-- START Information shown --

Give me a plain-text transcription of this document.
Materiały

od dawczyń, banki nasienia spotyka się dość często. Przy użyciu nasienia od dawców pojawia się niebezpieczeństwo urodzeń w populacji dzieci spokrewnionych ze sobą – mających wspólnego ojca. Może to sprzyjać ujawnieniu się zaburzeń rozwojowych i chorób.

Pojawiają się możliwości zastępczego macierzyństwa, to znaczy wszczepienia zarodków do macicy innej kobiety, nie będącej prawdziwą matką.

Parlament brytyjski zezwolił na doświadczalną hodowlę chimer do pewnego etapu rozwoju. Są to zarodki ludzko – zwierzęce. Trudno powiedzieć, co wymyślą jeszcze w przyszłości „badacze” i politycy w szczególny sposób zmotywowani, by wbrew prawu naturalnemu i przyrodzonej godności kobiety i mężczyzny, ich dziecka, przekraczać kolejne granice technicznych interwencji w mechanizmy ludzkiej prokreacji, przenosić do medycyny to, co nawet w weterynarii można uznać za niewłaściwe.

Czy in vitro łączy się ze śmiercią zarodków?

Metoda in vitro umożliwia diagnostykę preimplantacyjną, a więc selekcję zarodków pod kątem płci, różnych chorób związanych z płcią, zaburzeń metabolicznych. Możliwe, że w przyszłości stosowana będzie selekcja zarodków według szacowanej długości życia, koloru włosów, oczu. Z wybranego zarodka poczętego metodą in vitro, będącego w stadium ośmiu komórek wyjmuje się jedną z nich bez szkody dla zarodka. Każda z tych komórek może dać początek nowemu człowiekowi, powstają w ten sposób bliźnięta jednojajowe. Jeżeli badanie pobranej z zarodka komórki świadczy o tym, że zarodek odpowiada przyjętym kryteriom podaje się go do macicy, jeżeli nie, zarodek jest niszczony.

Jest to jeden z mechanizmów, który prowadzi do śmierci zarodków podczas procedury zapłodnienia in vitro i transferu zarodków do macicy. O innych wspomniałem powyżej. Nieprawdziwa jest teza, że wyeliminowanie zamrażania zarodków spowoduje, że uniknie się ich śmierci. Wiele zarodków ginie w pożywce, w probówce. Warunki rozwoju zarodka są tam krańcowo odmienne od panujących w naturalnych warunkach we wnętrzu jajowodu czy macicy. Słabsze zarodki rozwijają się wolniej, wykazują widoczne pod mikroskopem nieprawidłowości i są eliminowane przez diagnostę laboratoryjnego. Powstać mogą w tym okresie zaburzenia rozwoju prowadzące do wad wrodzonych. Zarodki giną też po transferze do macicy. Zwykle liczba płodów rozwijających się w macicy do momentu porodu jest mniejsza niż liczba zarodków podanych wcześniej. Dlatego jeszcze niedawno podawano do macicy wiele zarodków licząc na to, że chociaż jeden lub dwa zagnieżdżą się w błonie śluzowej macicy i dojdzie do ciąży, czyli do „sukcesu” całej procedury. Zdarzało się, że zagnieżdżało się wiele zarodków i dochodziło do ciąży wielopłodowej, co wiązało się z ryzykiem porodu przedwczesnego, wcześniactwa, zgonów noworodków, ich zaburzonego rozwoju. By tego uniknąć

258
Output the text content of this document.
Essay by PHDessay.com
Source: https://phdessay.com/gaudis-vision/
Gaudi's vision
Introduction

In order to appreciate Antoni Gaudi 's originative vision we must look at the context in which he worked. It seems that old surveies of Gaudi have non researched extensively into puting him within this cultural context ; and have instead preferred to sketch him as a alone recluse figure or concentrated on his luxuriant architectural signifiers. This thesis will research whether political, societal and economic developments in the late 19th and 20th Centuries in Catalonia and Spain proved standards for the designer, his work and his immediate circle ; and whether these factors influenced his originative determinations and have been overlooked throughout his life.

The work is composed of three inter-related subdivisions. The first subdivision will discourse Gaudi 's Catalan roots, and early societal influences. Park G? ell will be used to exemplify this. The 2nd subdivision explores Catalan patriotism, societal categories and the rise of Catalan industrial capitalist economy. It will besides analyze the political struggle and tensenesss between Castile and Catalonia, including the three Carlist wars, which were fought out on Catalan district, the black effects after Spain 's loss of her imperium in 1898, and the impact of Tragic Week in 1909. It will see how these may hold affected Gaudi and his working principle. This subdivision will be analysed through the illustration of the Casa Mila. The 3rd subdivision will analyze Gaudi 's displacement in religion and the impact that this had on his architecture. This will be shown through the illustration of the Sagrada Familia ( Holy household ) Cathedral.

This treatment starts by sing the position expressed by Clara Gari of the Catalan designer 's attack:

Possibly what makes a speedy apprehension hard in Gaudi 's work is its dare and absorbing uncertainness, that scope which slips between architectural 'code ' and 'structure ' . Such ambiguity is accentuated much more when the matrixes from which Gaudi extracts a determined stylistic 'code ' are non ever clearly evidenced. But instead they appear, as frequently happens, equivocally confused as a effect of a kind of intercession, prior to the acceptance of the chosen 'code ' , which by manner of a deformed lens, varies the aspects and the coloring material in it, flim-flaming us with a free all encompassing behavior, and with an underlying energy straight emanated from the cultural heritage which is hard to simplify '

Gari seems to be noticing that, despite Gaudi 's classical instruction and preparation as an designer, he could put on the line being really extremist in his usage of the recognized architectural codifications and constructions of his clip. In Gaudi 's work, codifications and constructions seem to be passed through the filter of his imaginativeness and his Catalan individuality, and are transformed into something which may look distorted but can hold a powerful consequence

-- END Information shown --
-- START Information shown --

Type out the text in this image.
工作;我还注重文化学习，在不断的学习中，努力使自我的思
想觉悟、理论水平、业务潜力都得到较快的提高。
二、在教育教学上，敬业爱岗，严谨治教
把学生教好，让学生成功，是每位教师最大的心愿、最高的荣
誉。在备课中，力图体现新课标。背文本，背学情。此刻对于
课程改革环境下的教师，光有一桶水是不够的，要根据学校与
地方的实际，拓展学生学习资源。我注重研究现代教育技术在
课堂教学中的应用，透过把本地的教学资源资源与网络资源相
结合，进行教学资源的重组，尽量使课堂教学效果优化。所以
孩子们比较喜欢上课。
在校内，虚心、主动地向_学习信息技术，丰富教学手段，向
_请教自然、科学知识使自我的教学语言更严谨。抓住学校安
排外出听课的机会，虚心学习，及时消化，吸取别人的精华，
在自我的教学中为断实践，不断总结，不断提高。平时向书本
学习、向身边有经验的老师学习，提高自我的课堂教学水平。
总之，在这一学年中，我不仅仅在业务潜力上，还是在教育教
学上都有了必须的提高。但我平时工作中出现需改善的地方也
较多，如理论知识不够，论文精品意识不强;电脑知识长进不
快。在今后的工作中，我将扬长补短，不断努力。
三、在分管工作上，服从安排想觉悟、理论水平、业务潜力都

-- END Information shown --

- Objective: Lines containing the string "理论水平" should be counted; reply with their number and nothing more.

- Complete response: 2